PROBLEM DESCRIPTION: Omit images. Retype all entries verbatim.
--- Start of TASK INPUTS ---
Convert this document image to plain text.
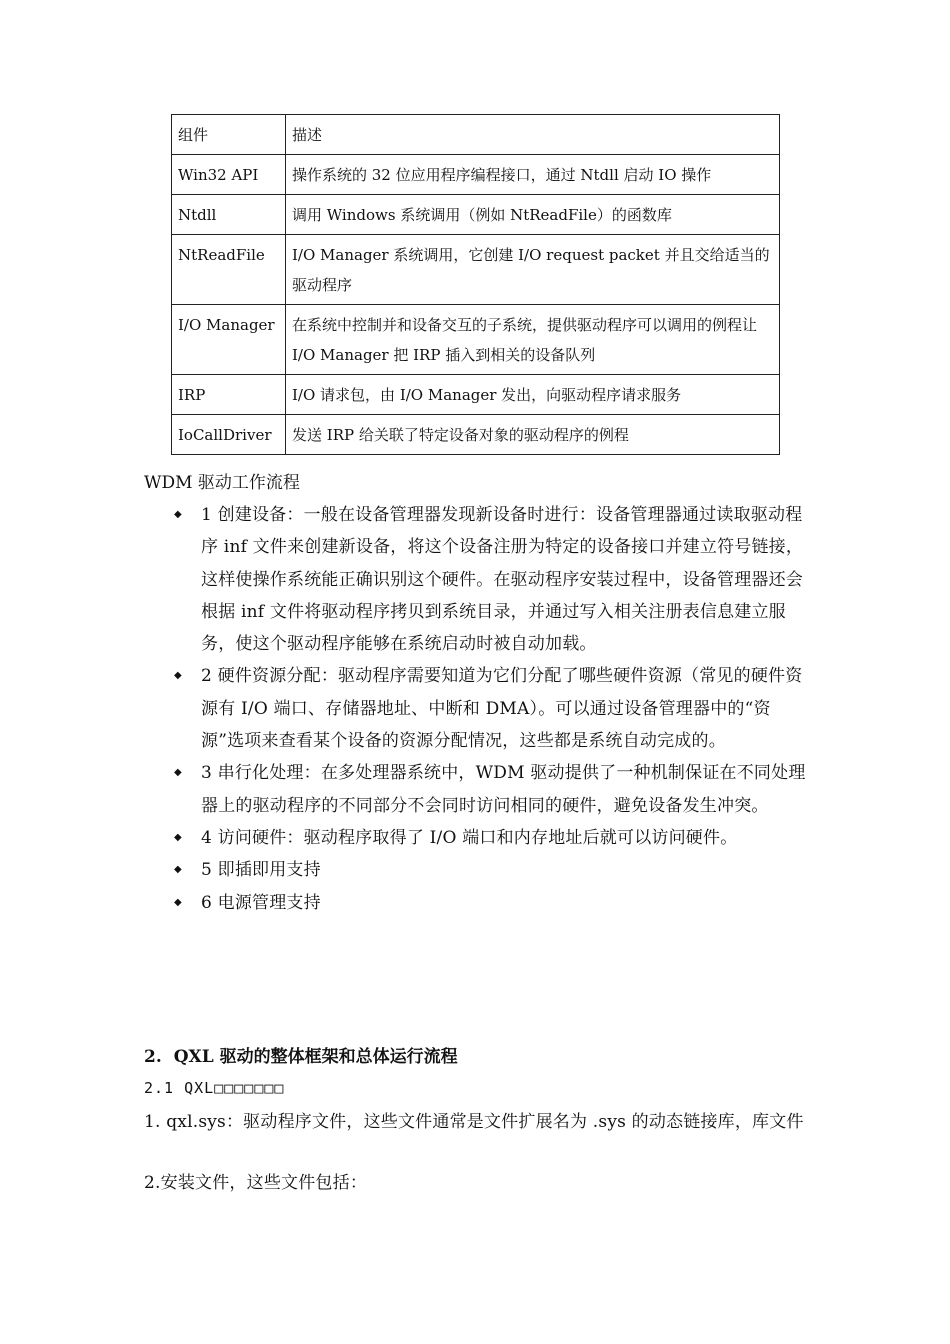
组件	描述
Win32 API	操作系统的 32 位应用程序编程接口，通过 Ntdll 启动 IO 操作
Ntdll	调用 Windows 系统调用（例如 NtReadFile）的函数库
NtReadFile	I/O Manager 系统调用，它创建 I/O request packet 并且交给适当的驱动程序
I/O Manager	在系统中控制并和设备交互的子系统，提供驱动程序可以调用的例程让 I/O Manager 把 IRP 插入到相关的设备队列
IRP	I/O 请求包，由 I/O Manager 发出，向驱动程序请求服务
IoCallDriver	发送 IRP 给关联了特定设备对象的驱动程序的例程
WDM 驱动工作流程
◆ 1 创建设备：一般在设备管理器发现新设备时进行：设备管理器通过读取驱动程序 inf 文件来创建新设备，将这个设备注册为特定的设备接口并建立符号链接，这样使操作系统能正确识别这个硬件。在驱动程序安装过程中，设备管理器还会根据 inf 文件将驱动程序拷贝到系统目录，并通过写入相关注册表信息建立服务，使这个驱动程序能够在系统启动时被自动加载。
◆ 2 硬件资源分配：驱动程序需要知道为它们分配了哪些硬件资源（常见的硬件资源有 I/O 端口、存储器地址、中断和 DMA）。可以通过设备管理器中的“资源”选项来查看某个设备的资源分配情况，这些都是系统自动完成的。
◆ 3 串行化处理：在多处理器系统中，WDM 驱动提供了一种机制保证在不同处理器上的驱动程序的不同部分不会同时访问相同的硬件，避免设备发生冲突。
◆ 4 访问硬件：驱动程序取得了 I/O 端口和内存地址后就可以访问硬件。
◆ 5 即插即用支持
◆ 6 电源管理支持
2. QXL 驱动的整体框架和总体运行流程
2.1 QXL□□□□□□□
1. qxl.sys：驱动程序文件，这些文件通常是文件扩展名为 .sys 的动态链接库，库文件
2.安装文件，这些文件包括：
--- End of TASK INPUTS ---
CORRECT ANSWER:
Convert this document image to plain text.
组件	描述
Win32 API	操作系统的 32 位应用程序编程接口，通过 Ntdll 启动 IO 操作
Ntdll	调用 Windows 系统调用（例如 NtReadFile）的函数库
NtReadFile	I/O Manager 系统调用，它创建 I/O request packet 并且交给适当的驱动程序
I/O Manager	在系统中控制并和设备交互的子系统，提供驱动程序可以调用的例程让 I/O Manager 把 IRP 插入到相关的设备队列
IRP	I/O 请求包，由 I/O Manager 发出，向驱动程序请求服务
IoCallDriver	发送 IRP 给关联了特定设备对象的驱动程序的例程
WDM 驱动工作流程
◆ 1 创建设备：一般在设备管理器发现新设备时进行：设备管理器通过读取驱动程序 inf 文件来创建新设备，将这个设备注册为特定的设备接口并建立符号链接，这样使操作系统能正确识别这个硬件。在驱动程序安装过程中，设备管理器还会根据 inf 文件将驱动程序拷贝到系统目录，并通过写入相关注册表信息建立服务，使这个驱动程序能够在系统启动时被自动加载。
◆ 2 硬件资源分配：驱动程序需要知道为它们分配了哪些硬件资源（常见的硬件资源有 I/O 端口、存储器地址、中断和 DMA）。可以通过设备管理器中的“资源”选项来查看某个设备的资源分配情况，这些都是系统自动完成的。
◆ 3 串行化处理：在多处理器系统中，WDM 驱动提供了一种机制保证在不同处理器上的驱动程序的不同部分不会同时访问相同的硬件，避免设备发生冲突。
◆ 4 访问硬件：驱动程序取得了 I/O 端口和内存地址后就可以访问硬件。
◆ 5 即插即用支持
◆ 6 电源管理支持
2. QXL 驱动的整体框架和总体运行流程
2.1 QXL□□□□□□□
1. qxl.sys：驱动程序文件，这些文件通常是文件扩展名为 .sys 的动态链接库，库文件
2.安装文件，这些文件包括：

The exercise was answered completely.